> Items
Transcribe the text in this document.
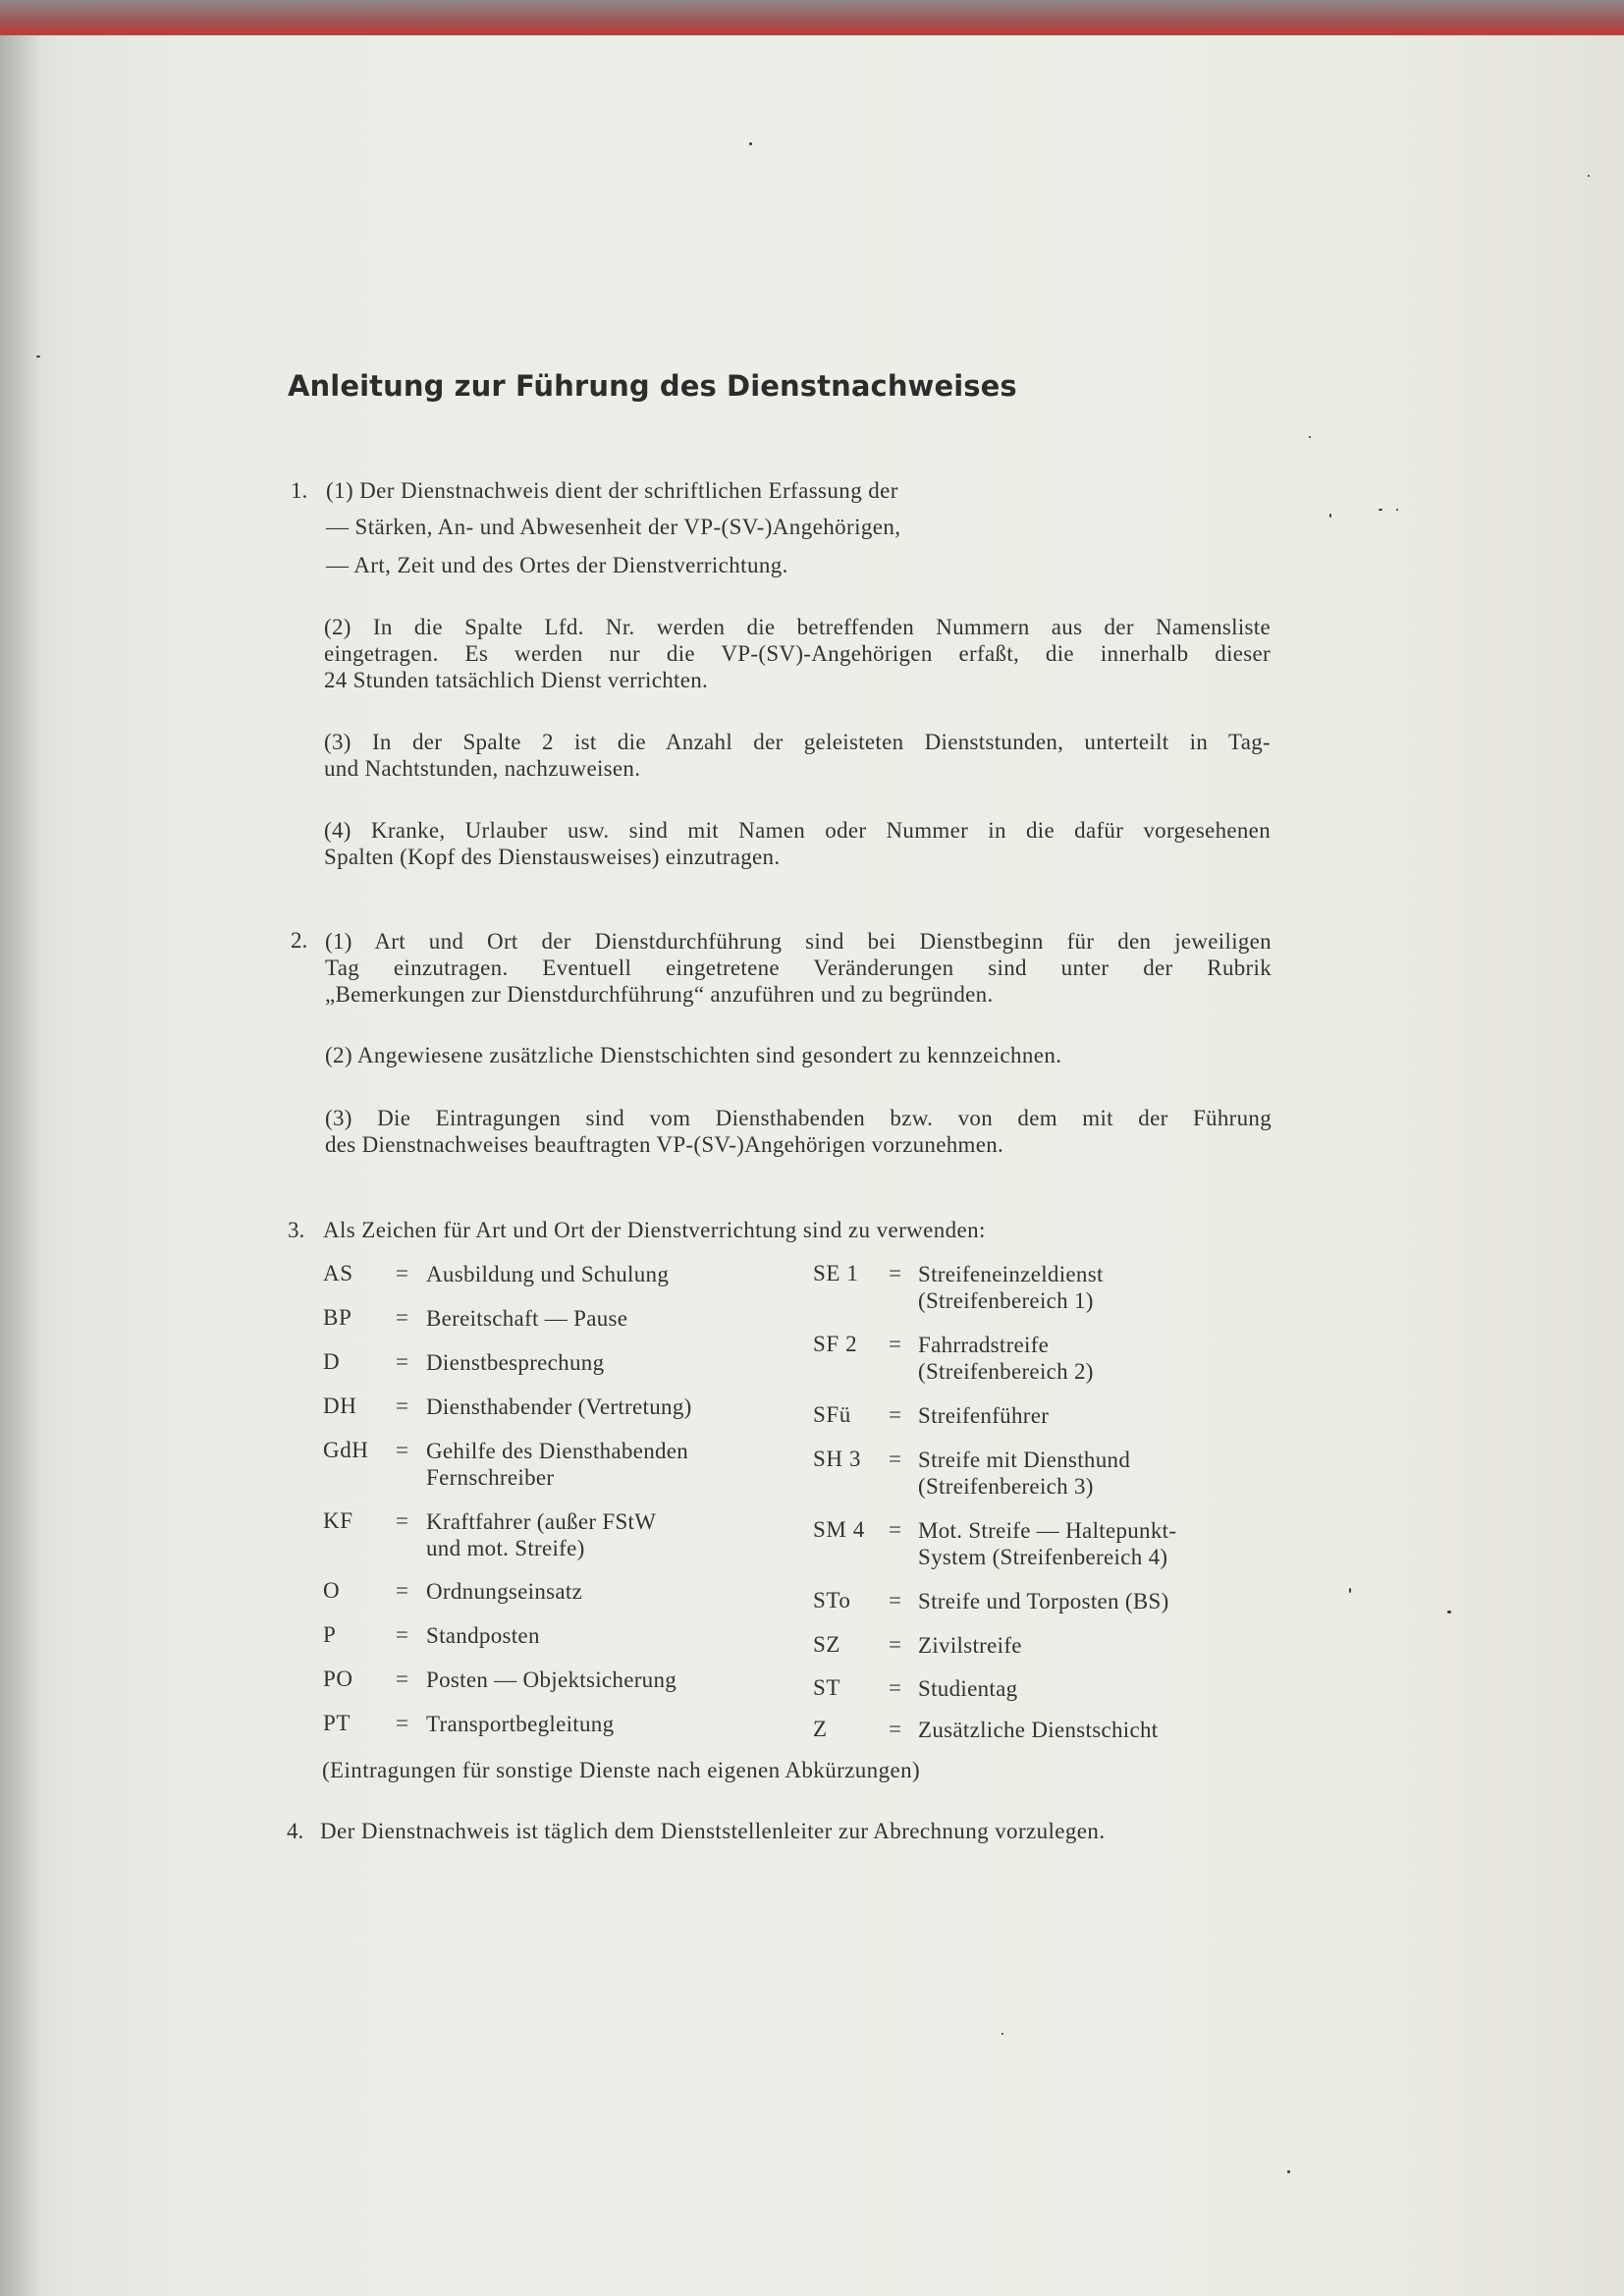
Anleitung zur Führung des Dienstnachweises
1. (1) Der Dienstnachweis dient der schriftlichen Erfassung der
— Stärken, An- und Abwesenheit der VP-(SV-)Angehörigen,
— Art, Zeit und des Ortes der Dienstverrichtung.
(2) In die Spalte Lfd. Nr. werden die betreffenden Nummern aus der Namensliste
eingetragen. Es werden nur die VP-(SV)-Angehörigen erfaßt, die innerhalb dieser
24 Stunden tatsächlich Dienst verrichten.
(3) In der Spalte 2 ist die Anzahl der geleisteten Dienststunden, unterteilt in Tag-
und Nachtstunden, nachzuweisen.
(4) Kranke, Urlauber usw. sind mit Namen oder Nummer in die dafür vorgesehenen
Spalten (Kopf des Dienstausweises) einzutragen.
2. (1) Art und Ort der Dienstdurchführung sind bei Dienstbeginn für den jeweiligen
Tag einzutragen. Eventuell eingetretene Veränderungen sind unter der Rubrik
„Bemerkungen zur Dienstdurchführung“ anzuführen und zu begründen.
(2) Angewiesene zusätzliche Dienstschichten sind gesondert zu kennzeichnen.
(3) Die Eintragungen sind vom Diensthabenden bzw. von dem mit der Führung
des Dienstnachweises beauftragten VP-(SV-)Angehörigen vorzunehmen.
3. Als Zeichen für Art und Ort der Dienstverrichtung sind zu verwenden:
AS = Ausbildung und Schulung
BP = Bereitschaft — Pause
D = Dienstbesprechung
DH = Diensthabender (Vertretung)
GdH = Gehilfe des Diensthabenden
Fernschreiber
KF = Kraftfahrer (außer FStW
und mot. Streife)
O = Ordnungseinsatz
P	= Standposten
PO = Posten — Objektsicherung
PT = Transportbegleitung
SE 1 = Streifeneinzeldienst
(Streifenbereich 1)
SF 2 = Fahrradstreife
(Streifenbereich 2)
SFü = Streifenführer
SH 3 = Streife mit Diensthund
(Streifenbereich 3)
SM 4 = Mot. Streife — Haltepunkt-
System (Streifenbereich 4)
STo = Streife und Torposten (BS)
SZ = Zivilstreife
ST = Studientag
Z	= Zusätzliche Dienstschicht
(Eintragungen für sonstige Dienste nach eigenen Abkürzungen)
4. Der Dienstnachweis ist täglich dem Dienststellenleiter zur Abrechnung vorzulegen.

> Given task
Copy every line above word for word and exclude the pictures.

> Exercise result
Transcribe the text in this document.
Anleitung zur Führung des Dienstnachweises
1. (1) Der Dienstnachweis dient der schriftlichen Erfassung der
— Stärken, An- und Abwesenheit der VP-(SV-)Angehörigen,
— Art, Zeit und des Ortes der Dienstverrichtung.
(2) In die Spalte Lfd. Nr. werden die betreffenden Nummern aus der Namensliste
eingetragen. Es werden nur die VP-(SV)-Angehörigen erfaßt, die innerhalb dieser
24 Stunden tatsächlich Dienst verrichten.
(3) In der Spalte 2 ist die Anzahl der geleisteten Dienststunden, unterteilt in Tag-
und Nachtstunden, nachzuweisen.
(4) Kranke, Urlauber usw. sind mit Namen oder Nummer in die dafür vorgesehenen
Spalten (Kopf des Dienstausweises) einzutragen.
2. (1) Art und Ort der Dienstdurchführung sind bei Dienstbeginn für den jeweiligen
Tag einzutragen. Eventuell eingetretene Veränderungen sind unter der Rubrik
„Bemerkungen zur Dienstdurchführung“ anzuführen und zu begründen.
(2) Angewiesene zusätzliche Dienstschichten sind gesondert zu kennzeichnen.
(3) Die Eintragungen sind vom Diensthabenden bzw. von dem mit der Führung
des Dienstnachweises beauftragten VP-(SV-)Angehörigen vorzunehmen.
3. Als Zeichen für Art und Ort der Dienstverrichtung sind zu verwenden:
AS = Ausbildung und Schulung
BP = Bereitschaft — Pause
D = Dienstbesprechung
DH = Diensthabender (Vertretung)
GdH = Gehilfe des Diensthabenden
Fernschreiber
KF = Kraftfahrer (außer FStW
und mot. Streife)
O = Ordnungseinsatz
P	= Standposten
PO = Posten — Objektsicherung
PT = Transportbegleitung
SE 1 = Streifeneinzeldienst
(Streifenbereich 1)
SF 2 = Fahrradstreife
(Streifenbereich 2)
SFü = Streifenführer
SH 3 = Streife mit Diensthund
(Streifenbereich 3)
SM 4 = Mot. Streife — Haltepunkt-
System (Streifenbereich 4)
STo = Streife und Torposten (BS)
SZ = Zivilstreife
ST = Studientag
Z	= Zusätzliche Dienstschicht
(Eintragungen für sonstige Dienste nach eigenen Abkürzungen)
4. Der Dienstnachweis ist täglich dem Dienststellenleiter zur Abrechnung vorzulegen.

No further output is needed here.